*** EXERCISE INPUTS ***

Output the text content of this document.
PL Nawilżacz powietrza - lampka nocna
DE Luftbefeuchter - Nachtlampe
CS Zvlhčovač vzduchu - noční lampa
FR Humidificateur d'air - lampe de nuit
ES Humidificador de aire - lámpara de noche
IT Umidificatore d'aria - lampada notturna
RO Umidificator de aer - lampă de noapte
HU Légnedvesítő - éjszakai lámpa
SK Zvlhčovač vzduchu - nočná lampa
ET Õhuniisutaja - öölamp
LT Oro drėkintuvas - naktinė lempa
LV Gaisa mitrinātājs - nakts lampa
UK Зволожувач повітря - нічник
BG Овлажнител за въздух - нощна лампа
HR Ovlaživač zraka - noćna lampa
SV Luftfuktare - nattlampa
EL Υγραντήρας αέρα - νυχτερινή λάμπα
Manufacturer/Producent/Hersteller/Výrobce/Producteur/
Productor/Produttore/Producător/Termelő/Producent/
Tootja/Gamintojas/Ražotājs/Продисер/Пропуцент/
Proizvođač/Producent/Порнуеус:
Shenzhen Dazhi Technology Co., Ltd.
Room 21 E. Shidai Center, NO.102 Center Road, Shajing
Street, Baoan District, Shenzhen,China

***

* **TO BE DONE**
Take the listing above and write it out again exactly.

* **THE RESULT**
Output the text content of this document.
PL Nawilżacz powietrza - lampka nocna
DE Luftbefeuchter - Nachtlampe
CS Zvlhčovač vzduchu - noční lampa
FR Humidificateur d'air - lampe de nuit
ES Humidificador de aire - lámpara de noche
IT Umidificatore d'aria - lampada notturna
RO Umidificator de aer - lampă de noapte
HU Légnedvesítő - éjszakai lámpa
SK Zvlhčovač vzduchu - nočná lampa
ET Õhuniisutaja - öölamp
LT Oro drėkintuvas - naktinė lempa
LV Gaisa mitrinātājs - nakts lampa
UK Зволожувач повітря - нічник
BG Овлажнител за въздух - нощна лампа
HR Ovlaživač zraka - noćna lampa
SV Luftfuktare - nattlampa
EL Υγραντήρας αέρα - νυχτερινή λάμπα
Manufacturer/Producent/Hersteller/Výrobce/Producteur/
Productor/Produttore/Producător/Termelő/Producent/
Tootja/Gamintojas/Ražotājs/Продисер/Пропуцент/
Proizvođač/Producent/Порнуеус:
Shenzhen Dazhi Technology Co., Ltd.
Room 21 E. Shidai Center, NO.102 Center Road, Shajing
Street, Baoan District, Shenzhen,China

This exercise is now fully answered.